What this task involves »
Restate the data exactly as given and keep the pictures out.
┄┄┄┄┄┄
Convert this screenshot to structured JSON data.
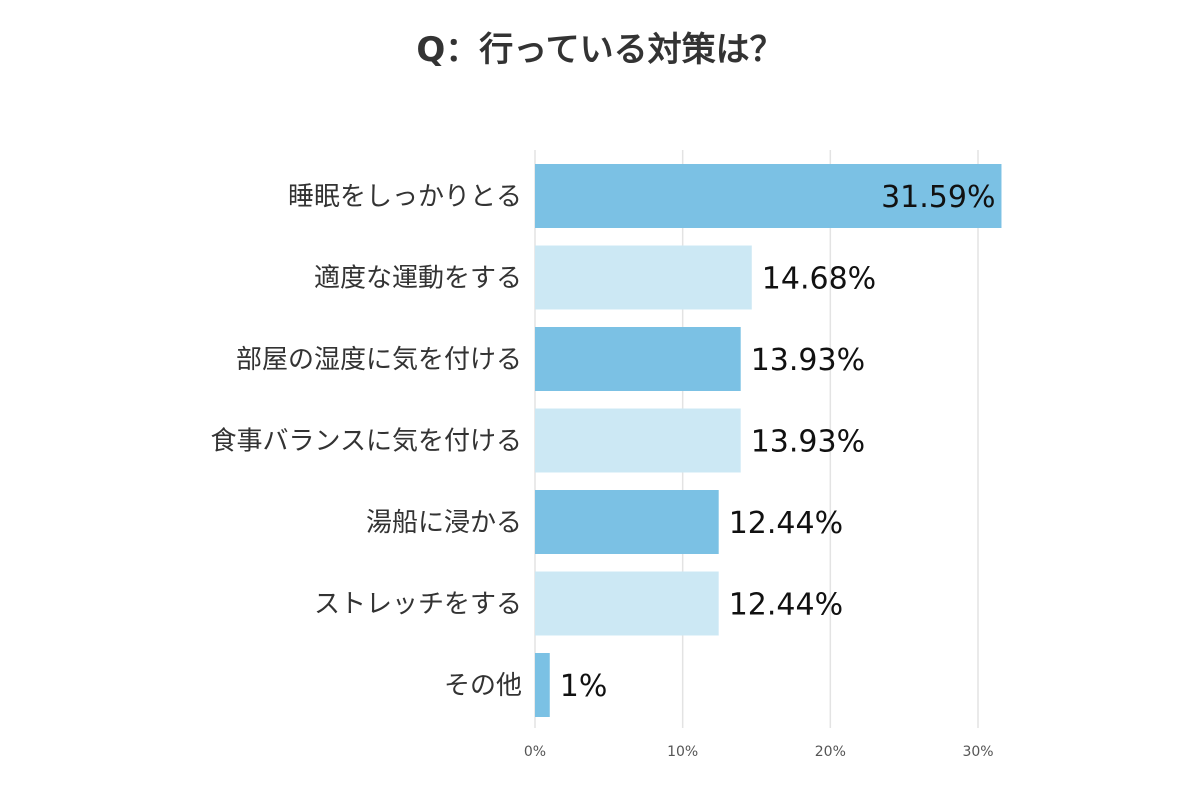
{
  "chart_data": {
    "type": "bar",
    "orientation": "horizontal",
    "title": "Q：行っている対策は？",
    "categories": [
      "睡眠をしっかりとる",
      "適度な運動をする",
      "部屋の湿度に気を付ける",
      "食事バランスに気を付ける",
      "湯船に浸かる",
      "ストレッチをする",
      "その他"
    ],
    "values": [
      31.59,
      14.68,
      13.93,
      13.93,
      12.44,
      12.44,
      1
    ],
    "value_labels": [
      "31.59%",
      "14.68%",
      "13.93%",
      "13.93%",
      "12.44%",
      "12.44%",
      "1%"
    ],
    "xlim": [
      0,
      30
    ],
    "xticks": [
      0,
      10,
      20,
      30
    ],
    "xtick_labels": [
      "0%",
      "10%",
      "20%",
      "30%"
    ],
    "grid": true,
    "colors": [
      "#7bc1e4",
      "#cce8f4"
    ]
  }
}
┄┄┄┄┄┄
Answer below »
Convert this screenshot to structured JSON data.
{
  "chart_data": {
    "type": "bar",
    "orientation": "horizontal",
    "title": "Q：行っている対策は？",
    "categories": [
      "睡眠をしっかりとる",
      "適度な運動をする",
      "部屋の湿度に気を付ける",
      "食事バランスに気を付ける",
      "湯船に浸かる",
      "ストレッチをする",
      "その他"
    ],
    "values": [
      31.59,
      14.68,
      13.93,
      13.93,
      12.44,
      12.44,
      1
    ],
    "value_labels": [
      "31.59%",
      "14.68%",
      "13.93%",
      "13.93%",
      "12.44%",
      "12.44%",
      "1%"
    ],
    "xlim": [
      0,
      30
    ],
    "xticks": [
      0,
      10,
      20,
      30
    ],
    "xtick_labels": [
      "0%",
      "10%",
      "20%",
      "30%"
    ],
    "grid": true,
    "colors": [
      "#7bc1e4",
      "#cce8f4"
    ]
  }
}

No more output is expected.